### Exercise requirements
1 – In the dilapidations flashcards, reproduce the passage starting at "Tacit relocation is" and ending at "diminution in value?", swapping "notice to quit" for "notice of termination".
2 – According to the dilapidations flashcards, how long can a lease continue under tacit relocation?

### Text
-*-
Flashcards in Dilapidations Deck (25):
1

What must a surveyor not do when acting in a dilapidations claim?

They should not allow their professional standards to be advances to further their clients case. They should not provide a document that contains items that they know or should know are not true, properly sustainable or reasonably arguable - INTEGRITY

2

In the absence of a lease, or an express repairing clause how are the obligations dealt with?

Under common law

3

What are the obligations on a landlord at common law?

- To give full possession at the date of entry
- Once tenant is in possession, not to do anything to prevent possession
- Warrant that the premises is fit for purpose
- Continuing duty to keep premises tenantable, and wind and water tight, once they have been notified of any breaches

4

What are the obligations on a tenant at common law?

- To take possession at the date of entry
- To remain in possession over the course of the lease
- To use the premises for the intention they were let
- To take reasonable care, and to be liable for damage caused through their negligence
- To pay rent

5

How are common law liabilities transferred under a lease?

Mainly, through the repairing obligation. A form of words requiring the tenant to "keep and maintain in a good and substantial condition". Additionally, the landlord may remove their warranty that the premises is fit for purpose, or that the tenant accepts that premises as being in a tenantable condition

6

Why is an understanding on the common law position important, even when there is a lease in place?

If the lease is silent on something, then it will revert back to the common law position. Therefore having an understanding of what the common law liabilities is important to be able to advise a client

7

What is tacit relocation?

Tacit relocation is where either the landlord or tenant fail to issue adequate notice to quit. In that case, the lease can continue for a year (or less if the lease was less), and all obligations will remain in place

8

What is a dilapidations claim?

The typical process of the allegation of the breach of an obligation under a lease/tenancy, generally in respect of the repair or use. Normally conveyed via a schedule of dilapidations

9

What is diminution in value?

Diminution in value is a measure of loss which has no statutory significance in Scotland. It is a valuation of the difference between a value of a premises in its current condition and the premises under the tenancy

10

What are extraordinary repairs?
-*-
### Dataset excerpts
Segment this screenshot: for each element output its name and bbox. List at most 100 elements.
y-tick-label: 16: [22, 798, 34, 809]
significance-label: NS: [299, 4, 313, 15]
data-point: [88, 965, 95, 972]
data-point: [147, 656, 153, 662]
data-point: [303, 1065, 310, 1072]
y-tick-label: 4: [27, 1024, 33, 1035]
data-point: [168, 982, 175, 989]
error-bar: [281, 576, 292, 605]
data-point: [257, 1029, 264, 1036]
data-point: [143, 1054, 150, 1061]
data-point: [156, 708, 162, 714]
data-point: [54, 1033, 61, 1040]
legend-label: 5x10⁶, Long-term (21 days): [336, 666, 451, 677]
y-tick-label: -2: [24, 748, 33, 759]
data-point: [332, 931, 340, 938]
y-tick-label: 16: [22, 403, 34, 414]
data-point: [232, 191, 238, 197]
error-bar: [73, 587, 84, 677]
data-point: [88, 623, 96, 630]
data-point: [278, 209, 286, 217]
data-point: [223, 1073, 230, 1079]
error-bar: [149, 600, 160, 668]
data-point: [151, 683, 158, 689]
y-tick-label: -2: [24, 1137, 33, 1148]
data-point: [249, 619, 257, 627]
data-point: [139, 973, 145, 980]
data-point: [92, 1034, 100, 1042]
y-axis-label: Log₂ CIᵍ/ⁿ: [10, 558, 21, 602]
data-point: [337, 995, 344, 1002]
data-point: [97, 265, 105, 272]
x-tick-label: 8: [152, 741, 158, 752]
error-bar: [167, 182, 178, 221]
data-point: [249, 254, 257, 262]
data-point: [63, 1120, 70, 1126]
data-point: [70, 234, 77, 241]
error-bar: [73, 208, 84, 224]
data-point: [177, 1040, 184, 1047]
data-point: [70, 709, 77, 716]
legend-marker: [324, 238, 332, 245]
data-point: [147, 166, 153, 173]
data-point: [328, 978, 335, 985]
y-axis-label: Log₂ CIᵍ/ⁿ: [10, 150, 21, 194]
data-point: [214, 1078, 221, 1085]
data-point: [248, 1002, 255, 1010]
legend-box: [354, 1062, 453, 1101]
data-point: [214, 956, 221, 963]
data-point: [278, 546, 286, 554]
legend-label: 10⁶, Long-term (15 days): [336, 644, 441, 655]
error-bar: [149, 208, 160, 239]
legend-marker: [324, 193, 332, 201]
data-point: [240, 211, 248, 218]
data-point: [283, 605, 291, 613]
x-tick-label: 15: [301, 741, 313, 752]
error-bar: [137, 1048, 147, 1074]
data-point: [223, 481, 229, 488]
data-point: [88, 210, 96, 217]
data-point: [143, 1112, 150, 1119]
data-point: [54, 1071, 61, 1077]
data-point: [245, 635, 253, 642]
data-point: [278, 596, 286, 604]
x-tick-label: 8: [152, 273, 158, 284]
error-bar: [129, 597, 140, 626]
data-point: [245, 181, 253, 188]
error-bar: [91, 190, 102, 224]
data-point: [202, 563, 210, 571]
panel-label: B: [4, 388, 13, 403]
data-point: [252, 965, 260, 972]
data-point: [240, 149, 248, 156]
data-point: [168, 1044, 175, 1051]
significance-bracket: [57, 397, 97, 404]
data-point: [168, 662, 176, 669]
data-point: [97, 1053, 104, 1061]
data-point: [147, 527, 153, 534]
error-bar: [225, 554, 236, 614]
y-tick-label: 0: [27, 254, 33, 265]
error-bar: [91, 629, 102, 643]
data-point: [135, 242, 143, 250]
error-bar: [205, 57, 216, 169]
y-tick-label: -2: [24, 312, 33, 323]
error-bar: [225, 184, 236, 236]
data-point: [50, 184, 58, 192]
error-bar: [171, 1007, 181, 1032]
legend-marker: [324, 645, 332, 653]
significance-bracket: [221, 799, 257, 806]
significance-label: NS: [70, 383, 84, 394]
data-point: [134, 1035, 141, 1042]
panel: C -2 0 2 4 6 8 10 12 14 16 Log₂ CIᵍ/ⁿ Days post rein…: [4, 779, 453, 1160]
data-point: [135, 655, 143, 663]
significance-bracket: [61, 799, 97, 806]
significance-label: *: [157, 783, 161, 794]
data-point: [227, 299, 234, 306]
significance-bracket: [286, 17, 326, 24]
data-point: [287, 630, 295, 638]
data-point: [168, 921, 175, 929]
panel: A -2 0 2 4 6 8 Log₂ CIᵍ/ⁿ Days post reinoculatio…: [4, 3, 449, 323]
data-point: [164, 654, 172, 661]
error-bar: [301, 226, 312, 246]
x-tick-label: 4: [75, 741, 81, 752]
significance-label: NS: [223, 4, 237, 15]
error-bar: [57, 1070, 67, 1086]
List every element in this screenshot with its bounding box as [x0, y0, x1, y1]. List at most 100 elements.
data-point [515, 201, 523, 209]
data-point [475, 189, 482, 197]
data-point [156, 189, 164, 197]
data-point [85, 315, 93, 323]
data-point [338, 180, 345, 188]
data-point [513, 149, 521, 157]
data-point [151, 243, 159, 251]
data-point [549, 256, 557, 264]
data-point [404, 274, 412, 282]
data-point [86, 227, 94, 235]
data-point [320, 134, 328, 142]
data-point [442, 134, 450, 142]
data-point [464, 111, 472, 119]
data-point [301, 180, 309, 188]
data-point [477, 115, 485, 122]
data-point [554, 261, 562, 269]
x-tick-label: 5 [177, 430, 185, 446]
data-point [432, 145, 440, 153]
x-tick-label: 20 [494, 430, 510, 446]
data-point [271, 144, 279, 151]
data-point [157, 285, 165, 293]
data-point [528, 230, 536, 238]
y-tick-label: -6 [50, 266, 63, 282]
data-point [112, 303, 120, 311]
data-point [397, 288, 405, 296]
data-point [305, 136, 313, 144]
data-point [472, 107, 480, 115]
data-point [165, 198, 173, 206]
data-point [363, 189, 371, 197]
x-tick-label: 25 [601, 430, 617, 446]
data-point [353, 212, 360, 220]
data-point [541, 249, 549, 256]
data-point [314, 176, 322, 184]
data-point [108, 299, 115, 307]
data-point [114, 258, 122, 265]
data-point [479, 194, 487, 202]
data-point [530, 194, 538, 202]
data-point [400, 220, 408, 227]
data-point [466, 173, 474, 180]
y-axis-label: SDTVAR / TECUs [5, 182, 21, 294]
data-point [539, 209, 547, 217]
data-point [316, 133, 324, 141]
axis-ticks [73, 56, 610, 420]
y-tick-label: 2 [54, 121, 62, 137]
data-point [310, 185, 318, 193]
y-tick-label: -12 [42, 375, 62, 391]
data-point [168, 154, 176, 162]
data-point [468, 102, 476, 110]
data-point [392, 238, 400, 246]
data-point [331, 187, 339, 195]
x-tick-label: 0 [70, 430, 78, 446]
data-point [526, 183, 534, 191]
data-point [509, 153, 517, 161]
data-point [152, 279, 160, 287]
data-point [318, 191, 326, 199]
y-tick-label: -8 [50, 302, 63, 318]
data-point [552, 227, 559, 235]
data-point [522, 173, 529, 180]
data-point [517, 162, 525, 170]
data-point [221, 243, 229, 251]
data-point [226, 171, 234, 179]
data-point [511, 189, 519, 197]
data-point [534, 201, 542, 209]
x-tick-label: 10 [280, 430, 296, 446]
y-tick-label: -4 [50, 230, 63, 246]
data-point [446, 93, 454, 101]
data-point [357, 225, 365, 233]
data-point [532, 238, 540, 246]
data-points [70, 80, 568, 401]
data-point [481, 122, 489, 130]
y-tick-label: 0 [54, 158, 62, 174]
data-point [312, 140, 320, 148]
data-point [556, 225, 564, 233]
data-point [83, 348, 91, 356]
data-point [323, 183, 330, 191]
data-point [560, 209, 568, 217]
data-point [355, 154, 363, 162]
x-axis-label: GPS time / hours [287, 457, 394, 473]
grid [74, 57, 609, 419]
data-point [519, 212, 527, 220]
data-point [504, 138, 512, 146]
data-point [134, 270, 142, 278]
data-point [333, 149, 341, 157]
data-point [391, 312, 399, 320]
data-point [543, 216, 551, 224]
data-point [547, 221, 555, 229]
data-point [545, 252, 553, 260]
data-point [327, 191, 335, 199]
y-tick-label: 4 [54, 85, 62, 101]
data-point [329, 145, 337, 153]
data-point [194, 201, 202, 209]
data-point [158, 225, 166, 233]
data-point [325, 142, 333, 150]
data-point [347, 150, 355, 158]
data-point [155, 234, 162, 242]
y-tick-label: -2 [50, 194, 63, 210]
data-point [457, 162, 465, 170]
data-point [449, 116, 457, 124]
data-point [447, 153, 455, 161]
-*-
### Solutions below
1 –
Tacit relocation is where either the landlord or tenant fail to issue adequate notice of termination. In that case, the lease can continue for a year (or less if the lease was less), and all obligations will remain in place

8

What is a dilapidations claim?

The typical process of the allegation of the breach of an obligation under a lease/tenancy, generally in respect of the repair or use. Normally conveyed via a schedule of dilapidations

9

What is diminution in value?

2 – For a year, or less if the lease was less.